● Problem statement: Below are entries to be transcribed exactly; exclude the pictures from the copy.

==========

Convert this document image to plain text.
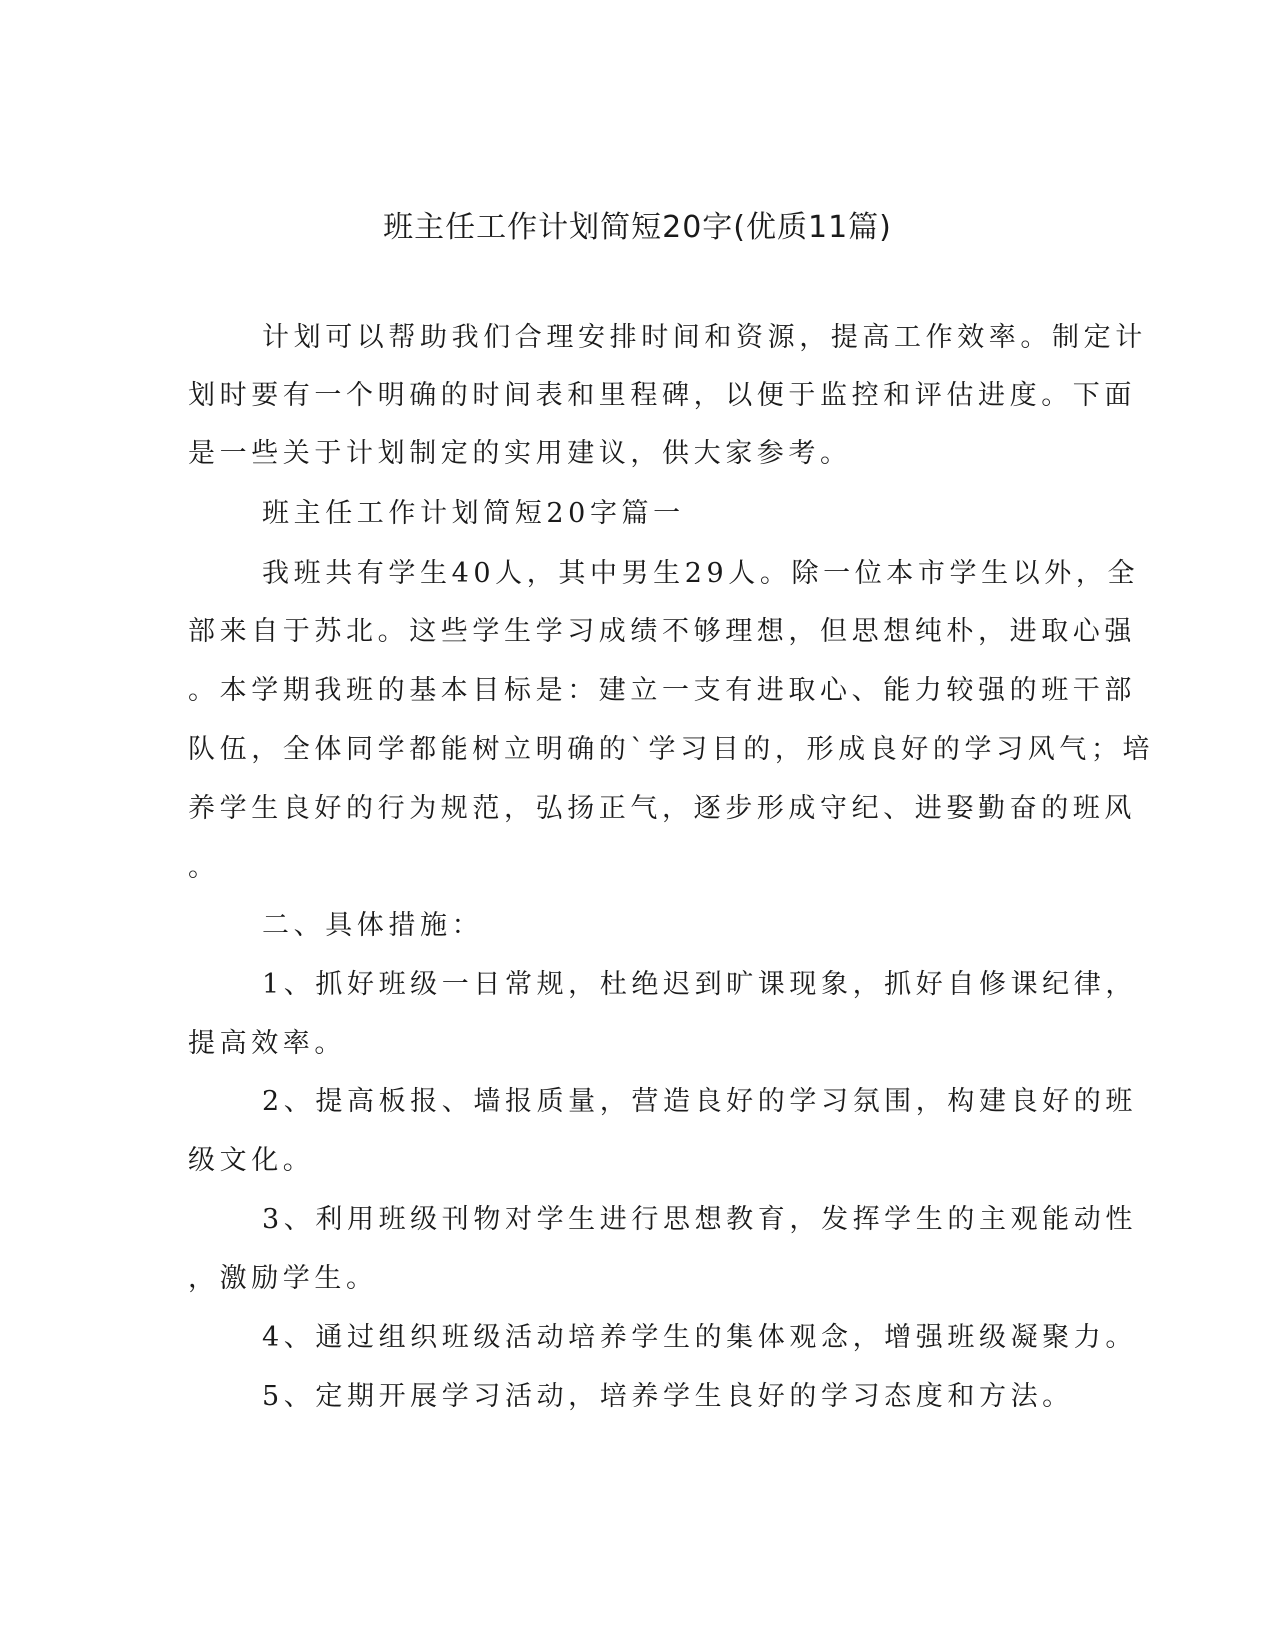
班主任工作计划简短20字(优质11篇)
计划可以帮助我们合理安排时间和资源，提高工作效率。制定计
划时要有一个明确的时间表和里程碑，以便于监控和评估进度。下面
是一些关于计划制定的实用建议，供大家参考。
班主任工作计划简短20字篇一
我班共有学生40人，其中男生29人。除一位本市学生以外，全
部来自于苏北。这些学生学习成绩不够理想，但思想纯朴，进取心强
。本学期我班的基本目标是：建立一支有进取心、能力较强的班干部
队伍，全体同学都能树立明确的`学习目的，形成良好的学习风气；培
养学生良好的行为规范，弘扬正气，逐步形成守纪、进娶勤奋的班风
。
二、具体措施：
1、抓好班级一日常规，杜绝迟到旷课现象，抓好自修课纪律，
提高效率。
2、提高板报、墙报质量，营造良好的学习氛围，构建良好的班
级文化。
3、利用班级刊物对学生进行思想教育，发挥学生的主观能动性
，激励学生。
4、通过组织班级活动培养学生的集体观念，增强班级凝聚力。
5、定期开展学习活动，培养学生良好的学习态度和方法。
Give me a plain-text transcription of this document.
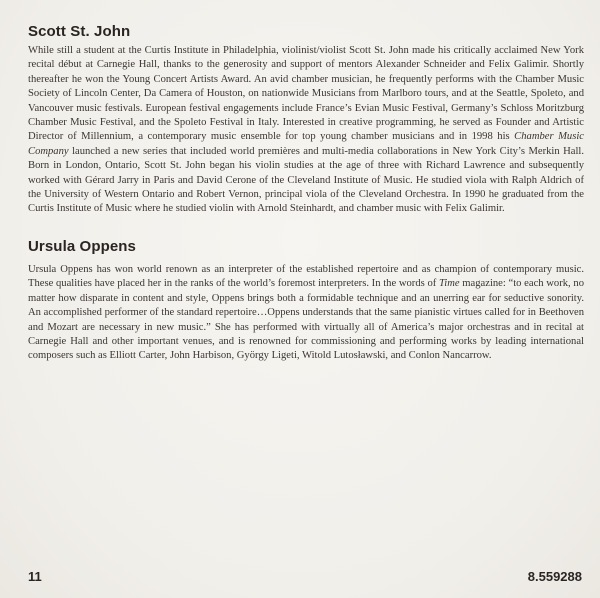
Scott St. John

While still a student at the Curtis Institute in Philadelphia, violinist/violist Scott St. John made his critically acclaimed New York recital début at Carnegie Hall, thanks to the generosity and support of mentors Alexander Schneider and Felix Galimir. Shortly thereafter he won the Young Concert Artists Award. An avid chamber musician, he frequently performs with the Chamber Music Society of Lincoln Center, Da Camera of Houston, on nationwide Musicians from Marlboro tours, and at the Seattle, Spoleto, and Vancouver music festivals. European festival engagements include France’s Evian Music Festival, Germany’s Schloss Moritzburg Chamber Music Festival, and the Spoleto Festival in Italy. Interested in creative programming, he served as Founder and Artistic Director of Millennium, a contemporary music ensemble for top young chamber musicians and in 1998 his Chamber Music Company launched a new series that included world premières and multi-media collaborations in New York City’s Merkin Hall. Born in London, Ontario, Scott St. John began his violin studies at the age of three with Richard Lawrence and subsequently worked with Gérard Jarry in Paris and David Cerone of the Cleveland Institute of Music. He studied viola with Ralph Aldrich of the University of Western Ontario and Robert Vernon, principal viola of the Cleveland Orchestra. In 1990 he graduated from the Curtis Institute of Music where he studied violin with Arnold Steinhardt, and chamber music with Felix Galimir.

Ursula Oppens

Ursula Oppens has won world renown as an interpreter of the established repertoire and as champion of contemporary music. These qualities have placed her in the ranks of the world’s foremost interpreters. In the words of Time magazine: “to each work, no matter how disparate in content and style, Oppens brings both a formidable technique and an unerring ear for seductive sonority. An accomplished performer of the standard repertoire…Oppens understands that the same pianistic virtues called for in Beethoven and Mozart are necessary in new music.” She has performed with virtually all of America’s major orchestras and in recital at Carnegie Hall and other important venues, and is renowned for commissioning and performing works by leading international composers such as Elliott Carter, John Harbison, György Ligeti, Witold Lutosławski, and Conlon Nancarrow.

11	8.559288
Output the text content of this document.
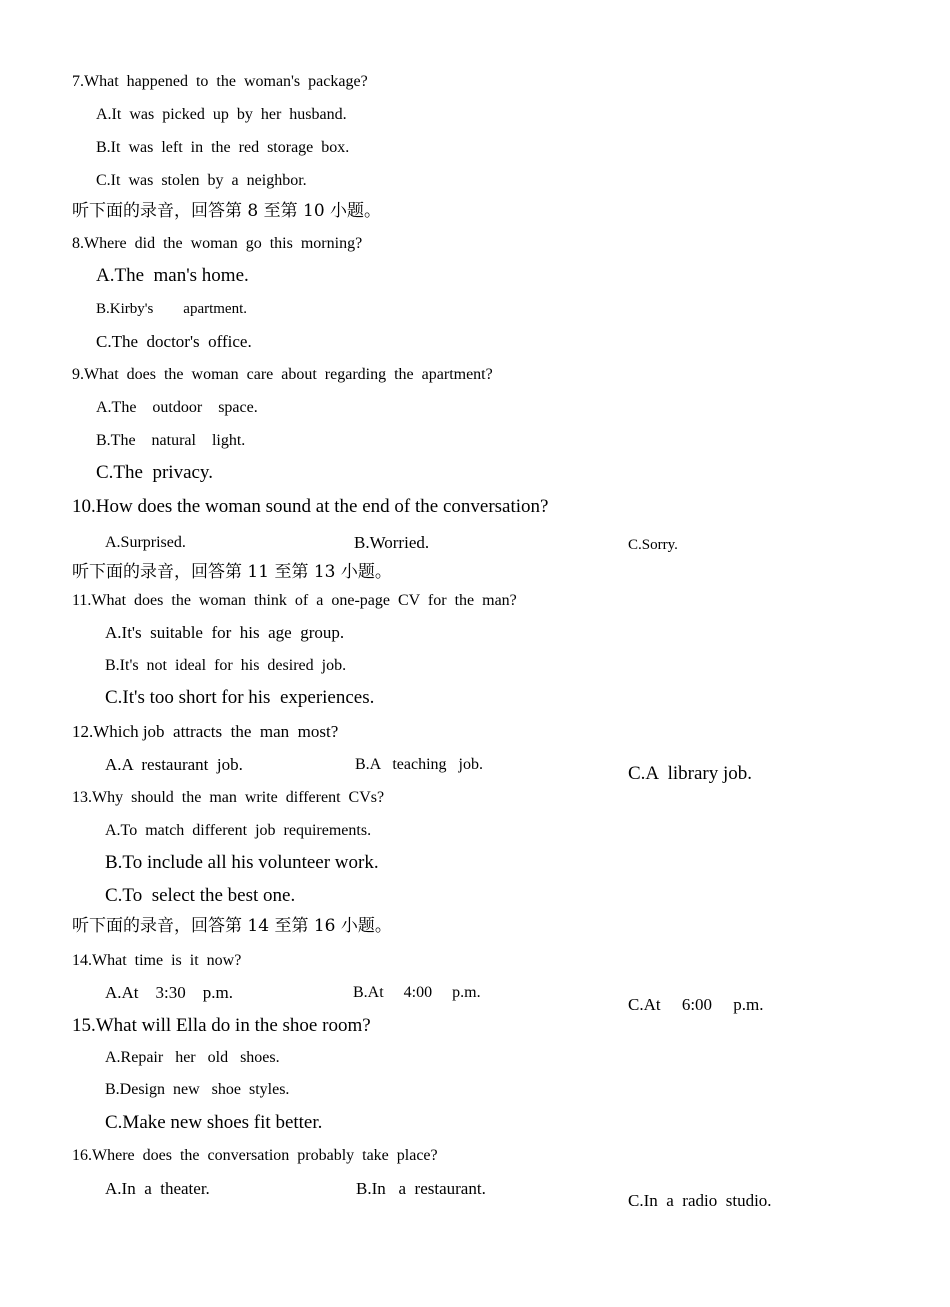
7.What  happened  to  the  woman's  package?
A.It  was  picked  up  by  her  husband.
B.It  was  left  in  the  red  storage  box.
C.It  was  stolen  by  a  neighbor.
听下面的录音，回答第 8 至第 10 小题。
8.Where  did  the  woman  go  this  morning?
A.The  man's home.
B.Kirby's        apartment.
C.The  doctor's  office.
9.What  does  the  woman  care  about  regarding  the  apartment?
A.The    outdoor    space.
B.The    natural    light.
C.The  privacy.
10.How does the woman sound at the end of the conversation?
A.Surprised.	B.Worried.	C.Sorry.
听下面的录音，回答第 11 至第 13 小题。
11.What  does  the  woman  think  of  a  one-page  CV  for  the  man?
A.It's  suitable  for  his  age  group.
B.It's  not  ideal  for  his  desired  job.
C.It's too short for his  experiences.
12.Which job  attracts  the  man  most?
A.A  restaurant  job.	B.A   teaching   job.	C.A  library job.
13.Why  should  the  man  write  different  CVs?
A.To  match  different  job  requirements.
B.To include all his volunteer work.
C.To  select the best one.
听下面的录音，回答第 14 至第 16 小题。
14.What  time  is  it  now?
A.At    3:30    p.m.	B.At     4:00     p.m.
C.At     6:00     p.m.
15.What will Ella do in the shoe room?
A.Repair   her   old   shoes.
B.Design  new   shoe  styles.
C.Make new shoes fit better.
16.Where  does  the  conversation  probably  take  place?
A.In  a  theater.	B.In   a  restaurant.
C.In  a  radio  studio.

==========

● Complete response:
Convert this document image to plain text.
班主任工作计划简短20字(优质11篇)
计划可以帮助我们合理安排时间和资源，提高工作效率。制定计
划时要有一个明确的时间表和里程碑，以便于监控和评估进度。下面
是一些关于计划制定的实用建议，供大家参考。
班主任工作计划简短20字篇一
我班共有学生40人，其中男生29人。除一位本市学生以外，全
部来自于苏北。这些学生学习成绩不够理想，但思想纯朴，进取心强
。本学期我班的基本目标是：建立一支有进取心、能力较强的班干部
队伍，全体同学都能树立明确的`学习目的，形成良好的学习风气；培
养学生良好的行为规范，弘扬正气，逐步形成守纪、进娶勤奋的班风
。
二、具体措施：
1、抓好班级一日常规，杜绝迟到旷课现象，抓好自修课纪律，
提高效率。
2、提高板报、墙报质量，营造良好的学习氛围，构建良好的班
级文化。
3、利用班级刊物对学生进行思想教育，发挥学生的主观能动性
，激励学生。
4、通过组织班级活动培养学生的集体观念，增强班级凝聚力。
5、定期开展学习活动，培养学生良好的学习态度和方法。
Give me a plain-text transcription of this document.
Scott St. John

While still a student at the Curtis Institute in Philadelphia, violinist/violist Scott St. John made his critically acclaimed New York recital début at Carnegie Hall, thanks to the generosity and support of mentors Alexander Schneider and Felix Galimir. Shortly thereafter he won the Young Concert Artists Award. An avid chamber musician, he frequently performs with the Chamber Music Society of Lincoln Center, Da Camera of Houston, on nationwide Musicians from Marlboro tours, and at the Seattle, Spoleto, and Vancouver music festivals. European festival engagements include France’s Evian Music Festival, Germany’s Schloss Moritzburg Chamber Music Festival, and the Spoleto Festival in Italy. Interested in creative programming, he served as Founder and Artistic Director of Millennium, a contemporary music ensemble for top young chamber musicians and in 1998 his Chamber Music Company launched a new series that included world premières and multi-media collaborations in New York City’s Merkin Hall. Born in London, Ontario, Scott St. John began his violin studies at the age of three with Richard Lawrence and subsequently worked with Gérard Jarry in Paris and David Cerone of the Cleveland Institute of Music. He studied viola with Ralph Aldrich of the University of Western Ontario and Robert Vernon, principal viola of the Cleveland Orchestra. In 1990 he graduated from the Curtis Institute of Music where he studied violin with Arnold Steinhardt, and chamber music with Felix Galimir.

Ursula Oppens

Ursula Oppens has won world renown as an interpreter of the established repertoire and as champion of contemporary music. These qualities have placed her in the ranks of the world’s foremost interpreters. In the words of Time magazine: “to each work, no matter how disparate in content and style, Oppens brings both a formidable technique and an unerring ear for seductive sonority. An accomplished performer of the standard repertoire…Oppens understands that the same pianistic virtues called for in Beethoven and Mozart are necessary in new music.” She has performed with virtually all of America’s major orchestras and in recital at Carnegie Hall and other important venues, and is renowned for commissioning and performing works by leading international composers such as Elliott Carter, John Harbison, György Ligeti, Witold Lutosławski, and Conlon Nancarrow.

11	8.559288
Output the text content of this document.
7.What  happened  to  the  woman's  package?
A.It  was  picked  up  by  her  husband.
B.It  was  left  in  the  red  storage  box.
C.It  was  stolen  by  a  neighbor.
听下面的录音，回答第 8 至第 10 小题。
8.Where  did  the  woman  go  this  morning?
A.The  man's home.
B.Kirby's        apartment.
C.The  doctor's  office.
9.What  does  the  woman  care  about  regarding  the  apartment?
A.The    outdoor    space.
B.The    natural    light.
C.The  privacy.
10.How does the woman sound at the end of the conversation?
A.Surprised.	B.Worried.	C.Sorry.
听下面的录音，回答第 11 至第 13 小题。
11.What  does  the  woman  think  of  a  one-page  CV  for  the  man?
A.It's  suitable  for  his  age  group.
B.It's  not  ideal  for  his  desired  job.
C.It's too short for his  experiences.
12.Which job  attracts  the  man  most?
A.A  restaurant  job.	B.A   teaching   job.	C.A  library job.
13.Why  should  the  man  write  different  CVs?
A.To  match  different  job  requirements.
B.To include all his volunteer work.
C.To  select the best one.
听下面的录音，回答第 14 至第 16 小题。
14.What  time  is  it  now?
A.At    3:30    p.m.	B.At     4:00     p.m.
C.At     6:00     p.m.
15.What will Ella do in the shoe room?
A.Repair   her   old   shoes.
B.Design  new   shoe  styles.
C.Make new shoes fit better.
16.Where  does  the  conversation  probably  take  place?
A.In  a  theater.	B.In   a  restaurant.
C.In  a  radio  studio.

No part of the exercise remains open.